=== SUPPLIED RECORDS ===
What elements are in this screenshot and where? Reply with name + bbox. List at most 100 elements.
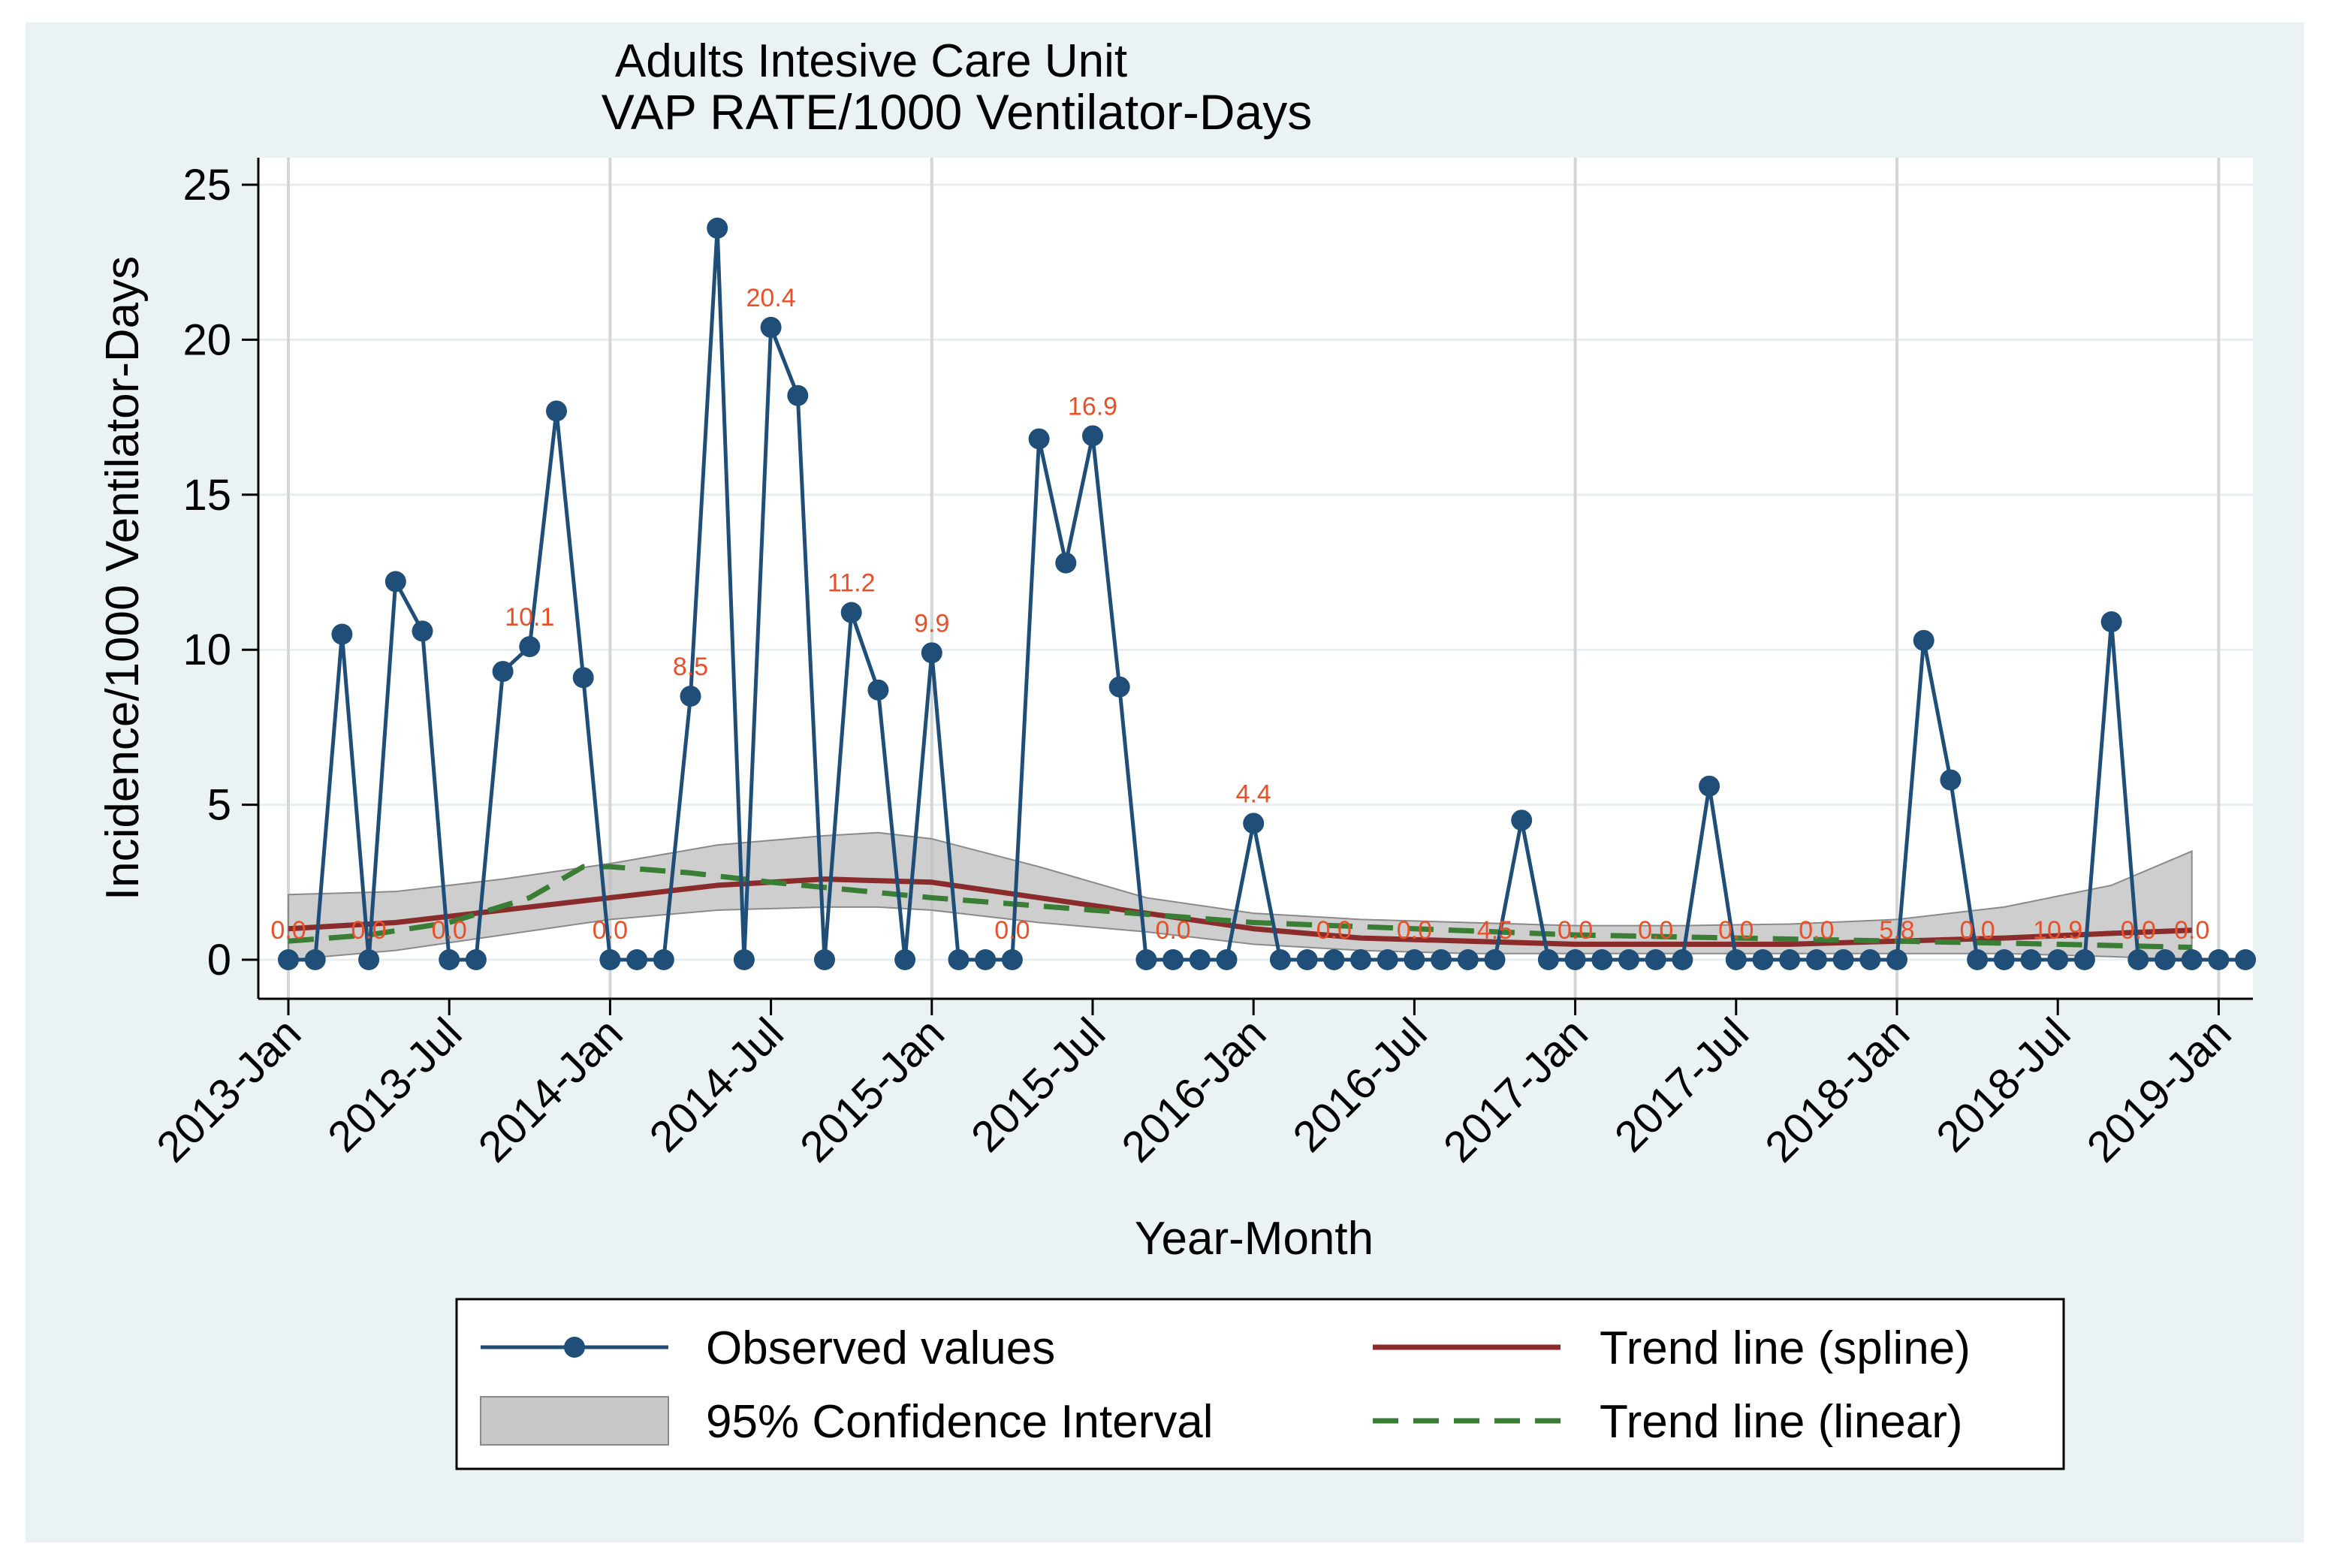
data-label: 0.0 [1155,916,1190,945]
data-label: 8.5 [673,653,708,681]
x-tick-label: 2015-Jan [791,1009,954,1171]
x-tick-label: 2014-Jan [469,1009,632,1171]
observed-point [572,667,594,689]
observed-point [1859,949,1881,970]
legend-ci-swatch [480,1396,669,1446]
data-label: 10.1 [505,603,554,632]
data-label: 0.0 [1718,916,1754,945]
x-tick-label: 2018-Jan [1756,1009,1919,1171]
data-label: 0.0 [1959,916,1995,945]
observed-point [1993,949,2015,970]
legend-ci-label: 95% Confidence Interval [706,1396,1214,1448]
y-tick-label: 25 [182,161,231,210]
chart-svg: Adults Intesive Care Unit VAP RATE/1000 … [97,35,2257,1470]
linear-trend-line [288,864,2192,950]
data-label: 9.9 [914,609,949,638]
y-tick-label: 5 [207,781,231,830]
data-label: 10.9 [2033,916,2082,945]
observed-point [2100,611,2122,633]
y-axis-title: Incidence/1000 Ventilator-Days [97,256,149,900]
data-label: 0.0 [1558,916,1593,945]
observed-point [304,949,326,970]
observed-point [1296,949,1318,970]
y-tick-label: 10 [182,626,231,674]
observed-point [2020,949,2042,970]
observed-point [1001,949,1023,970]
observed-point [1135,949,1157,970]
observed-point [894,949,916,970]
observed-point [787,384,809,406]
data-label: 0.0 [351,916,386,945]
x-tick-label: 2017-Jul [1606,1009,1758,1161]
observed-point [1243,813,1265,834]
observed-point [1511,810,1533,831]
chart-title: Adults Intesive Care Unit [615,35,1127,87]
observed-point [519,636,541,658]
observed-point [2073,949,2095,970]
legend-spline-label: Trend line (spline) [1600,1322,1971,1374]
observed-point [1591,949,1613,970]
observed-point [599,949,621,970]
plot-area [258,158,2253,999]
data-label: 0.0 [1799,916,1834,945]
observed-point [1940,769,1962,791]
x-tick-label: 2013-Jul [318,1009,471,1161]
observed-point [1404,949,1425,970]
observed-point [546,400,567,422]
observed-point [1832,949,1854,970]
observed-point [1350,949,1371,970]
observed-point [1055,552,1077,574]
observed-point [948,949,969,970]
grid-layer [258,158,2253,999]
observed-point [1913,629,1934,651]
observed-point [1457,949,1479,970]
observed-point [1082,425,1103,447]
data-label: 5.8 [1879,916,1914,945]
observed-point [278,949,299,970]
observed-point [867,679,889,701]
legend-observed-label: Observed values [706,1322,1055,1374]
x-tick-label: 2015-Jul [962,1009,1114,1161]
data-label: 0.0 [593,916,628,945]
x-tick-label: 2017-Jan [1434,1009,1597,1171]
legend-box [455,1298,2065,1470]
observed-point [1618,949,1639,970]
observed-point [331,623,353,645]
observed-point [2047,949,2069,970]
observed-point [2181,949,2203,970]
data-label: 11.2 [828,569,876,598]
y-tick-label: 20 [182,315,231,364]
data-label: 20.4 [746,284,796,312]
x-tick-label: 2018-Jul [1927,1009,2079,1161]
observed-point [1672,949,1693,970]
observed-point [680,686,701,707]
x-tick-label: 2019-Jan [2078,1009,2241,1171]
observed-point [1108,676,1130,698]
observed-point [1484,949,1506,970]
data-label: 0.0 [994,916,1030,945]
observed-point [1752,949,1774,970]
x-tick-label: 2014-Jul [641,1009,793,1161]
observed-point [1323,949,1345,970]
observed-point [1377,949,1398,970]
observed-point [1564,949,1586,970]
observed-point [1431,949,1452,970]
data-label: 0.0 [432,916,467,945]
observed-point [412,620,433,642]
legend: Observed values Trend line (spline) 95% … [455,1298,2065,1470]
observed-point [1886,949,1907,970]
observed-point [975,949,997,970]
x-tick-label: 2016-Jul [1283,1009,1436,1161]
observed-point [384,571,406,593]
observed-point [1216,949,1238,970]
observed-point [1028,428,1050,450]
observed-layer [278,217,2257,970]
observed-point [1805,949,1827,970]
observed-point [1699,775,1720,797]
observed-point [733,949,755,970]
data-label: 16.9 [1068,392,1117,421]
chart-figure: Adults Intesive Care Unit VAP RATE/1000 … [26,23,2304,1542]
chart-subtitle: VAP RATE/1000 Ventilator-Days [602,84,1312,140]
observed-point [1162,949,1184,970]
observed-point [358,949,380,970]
===
=== SUPPLIED RECORDS ===
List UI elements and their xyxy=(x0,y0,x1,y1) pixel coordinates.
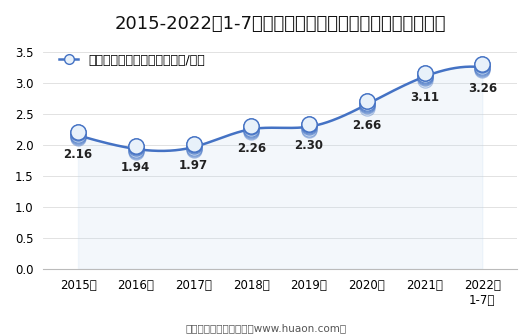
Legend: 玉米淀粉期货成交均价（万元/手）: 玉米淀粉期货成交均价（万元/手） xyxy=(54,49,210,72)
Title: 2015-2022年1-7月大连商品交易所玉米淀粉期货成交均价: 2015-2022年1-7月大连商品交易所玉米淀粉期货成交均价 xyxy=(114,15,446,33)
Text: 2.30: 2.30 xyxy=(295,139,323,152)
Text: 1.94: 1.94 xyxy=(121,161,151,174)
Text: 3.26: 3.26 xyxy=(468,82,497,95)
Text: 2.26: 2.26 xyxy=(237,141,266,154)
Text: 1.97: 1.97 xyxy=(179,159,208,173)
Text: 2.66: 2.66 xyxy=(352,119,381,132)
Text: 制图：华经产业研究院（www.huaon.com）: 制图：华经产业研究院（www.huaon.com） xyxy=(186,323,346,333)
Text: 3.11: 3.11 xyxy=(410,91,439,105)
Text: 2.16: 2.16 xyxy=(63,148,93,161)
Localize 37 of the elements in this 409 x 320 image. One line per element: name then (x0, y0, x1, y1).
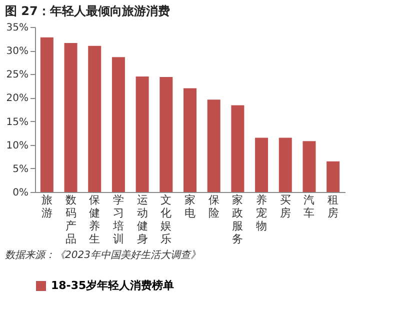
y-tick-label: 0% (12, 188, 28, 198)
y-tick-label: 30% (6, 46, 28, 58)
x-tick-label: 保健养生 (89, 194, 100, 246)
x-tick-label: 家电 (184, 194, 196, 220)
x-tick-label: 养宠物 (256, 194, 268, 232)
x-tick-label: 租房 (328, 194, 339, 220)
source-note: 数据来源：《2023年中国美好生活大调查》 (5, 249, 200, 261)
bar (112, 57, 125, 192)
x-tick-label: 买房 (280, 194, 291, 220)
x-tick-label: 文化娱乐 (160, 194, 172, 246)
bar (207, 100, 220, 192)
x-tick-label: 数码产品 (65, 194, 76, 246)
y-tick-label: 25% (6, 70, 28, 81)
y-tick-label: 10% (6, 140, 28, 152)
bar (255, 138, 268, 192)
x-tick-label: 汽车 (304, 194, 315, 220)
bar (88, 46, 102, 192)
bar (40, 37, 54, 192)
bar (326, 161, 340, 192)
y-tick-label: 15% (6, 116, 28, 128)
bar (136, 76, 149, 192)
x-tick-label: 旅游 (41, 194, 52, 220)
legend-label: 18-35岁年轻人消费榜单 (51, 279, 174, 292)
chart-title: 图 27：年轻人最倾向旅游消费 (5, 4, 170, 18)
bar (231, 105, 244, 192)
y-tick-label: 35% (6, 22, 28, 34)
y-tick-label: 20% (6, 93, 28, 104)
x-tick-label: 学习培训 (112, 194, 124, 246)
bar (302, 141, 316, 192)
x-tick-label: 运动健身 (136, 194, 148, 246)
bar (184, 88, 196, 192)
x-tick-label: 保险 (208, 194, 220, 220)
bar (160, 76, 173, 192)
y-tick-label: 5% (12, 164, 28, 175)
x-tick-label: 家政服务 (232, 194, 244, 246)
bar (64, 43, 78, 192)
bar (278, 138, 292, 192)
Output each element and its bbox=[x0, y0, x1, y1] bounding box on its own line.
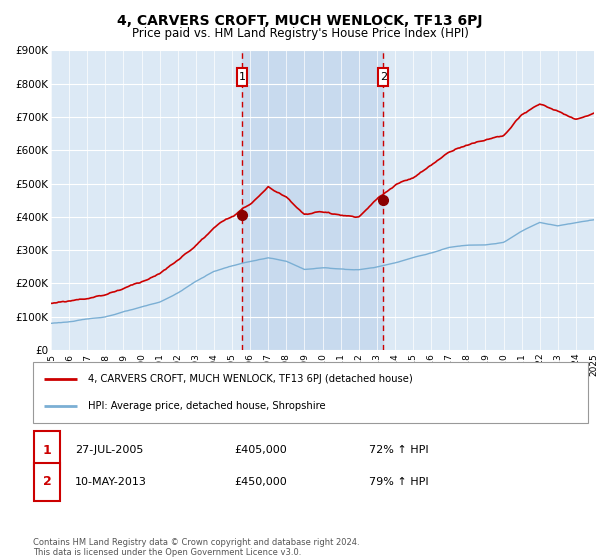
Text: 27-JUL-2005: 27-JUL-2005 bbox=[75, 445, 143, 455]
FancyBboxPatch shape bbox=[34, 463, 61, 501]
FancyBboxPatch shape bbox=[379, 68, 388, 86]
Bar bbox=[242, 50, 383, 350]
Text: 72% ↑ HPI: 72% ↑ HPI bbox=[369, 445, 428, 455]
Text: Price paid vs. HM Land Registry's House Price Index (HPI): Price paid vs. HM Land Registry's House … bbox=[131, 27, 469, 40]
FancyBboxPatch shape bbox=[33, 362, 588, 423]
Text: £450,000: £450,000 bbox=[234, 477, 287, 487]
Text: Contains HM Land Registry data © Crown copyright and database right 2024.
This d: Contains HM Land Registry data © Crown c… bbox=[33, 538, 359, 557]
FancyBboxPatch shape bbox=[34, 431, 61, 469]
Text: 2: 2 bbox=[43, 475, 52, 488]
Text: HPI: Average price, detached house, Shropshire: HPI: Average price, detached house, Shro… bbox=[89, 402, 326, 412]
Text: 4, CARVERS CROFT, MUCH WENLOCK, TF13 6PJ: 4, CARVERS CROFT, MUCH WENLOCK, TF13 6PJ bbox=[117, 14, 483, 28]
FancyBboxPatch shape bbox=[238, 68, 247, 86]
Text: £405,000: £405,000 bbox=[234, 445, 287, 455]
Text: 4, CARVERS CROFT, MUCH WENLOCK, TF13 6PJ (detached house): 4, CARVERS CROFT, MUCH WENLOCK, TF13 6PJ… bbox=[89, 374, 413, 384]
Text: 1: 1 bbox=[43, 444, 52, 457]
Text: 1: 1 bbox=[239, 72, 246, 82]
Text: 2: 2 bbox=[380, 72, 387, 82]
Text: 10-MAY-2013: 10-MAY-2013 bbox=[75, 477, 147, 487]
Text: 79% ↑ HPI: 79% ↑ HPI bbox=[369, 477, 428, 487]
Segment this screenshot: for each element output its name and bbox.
===
• **SET PROBLEM**
Begin at the line that has "Legend: 玉米淀粉期货成交均价（万元/手）: 玉米淀粉期货成交均价（万元/手）" and stop after the line that has "Output each element". Rewrite those lines with "legend-label" changed to "legend-text", keep everything else the same, and leave the pictures out.

• **PROBLEM SOLUTION**
Legend: 玉米淀粉期货成交均价（万元/手）: 玉米淀粉期货成交均价（万元/手） xyxy=(54,49,210,72)
Title: 2015-2022年1-7月大连商品交易所玉米淀粉期货成交均价: 2015-2022年1-7月大连商品交易所玉米淀粉期货成交均价 xyxy=(114,15,446,33)
Text: 2.30: 2.30 xyxy=(295,139,323,152)
Text: 1.94: 1.94 xyxy=(121,161,151,174)
Text: 3.26: 3.26 xyxy=(468,82,497,95)
Text: 2.26: 2.26 xyxy=(237,141,266,154)
Text: 1.97: 1.97 xyxy=(179,159,208,173)
Text: 2.66: 2.66 xyxy=(352,119,381,132)
Text: 制图：华经产业研究院（www.huaon.com）: 制图：华经产业研究院（www.huaon.com） xyxy=(186,323,346,333)
Text: 3.11: 3.11 xyxy=(410,91,439,105)
Text: 2.16: 2.16 xyxy=(63,148,93,161)
Localize 37 of the elements in this 409 x 320 image. One line per element: name then (x0, y0, x1, y1).
y-tick-label: 0% (12, 188, 28, 198)
y-tick-label: 30% (6, 46, 28, 58)
x-tick-label: 保健养生 (89, 194, 100, 246)
x-tick-label: 家电 (184, 194, 196, 220)
x-tick-label: 养宠物 (256, 194, 268, 232)
x-tick-label: 租房 (328, 194, 339, 220)
source-note: 数据来源：《2023年中国美好生活大调查》 (5, 249, 200, 261)
bar (112, 57, 125, 192)
x-tick-label: 买房 (280, 194, 291, 220)
x-tick-label: 文化娱乐 (160, 194, 172, 246)
bar (207, 100, 220, 192)
x-tick-label: 数码产品 (65, 194, 76, 246)
y-tick-label: 25% (6, 70, 28, 81)
y-tick-label: 10% (6, 140, 28, 152)
bar (255, 138, 268, 192)
x-tick-label: 汽车 (304, 194, 315, 220)
bar (88, 46, 102, 192)
bar (40, 37, 54, 192)
bar (326, 161, 340, 192)
y-tick-label: 15% (6, 116, 28, 128)
bar (136, 76, 149, 192)
x-tick-label: 旅游 (41, 194, 52, 220)
legend-text: 18-35岁年轻人消费榜单 (51, 279, 174, 292)
chart-title: 图 27：年轻人最倾向旅游消费 (5, 4, 170, 18)
bar (231, 105, 244, 192)
y-tick-label: 35% (6, 22, 28, 34)
y-tick-label: 20% (6, 93, 28, 104)
x-tick-label: 学习培训 (112, 194, 124, 246)
bar (302, 141, 316, 192)
x-tick-label: 运动健身 (136, 194, 148, 246)
bar (184, 88, 196, 192)
x-tick-label: 保险 (208, 194, 220, 220)
bar (160, 76, 173, 192)
y-tick-label: 5% (12, 164, 28, 175)
x-tick-label: 家政服务 (232, 194, 244, 246)
bar (64, 43, 78, 192)
bar (278, 138, 292, 192)
Output each element and its bbox=[x0, y0, x1, y1] bounding box on its own line.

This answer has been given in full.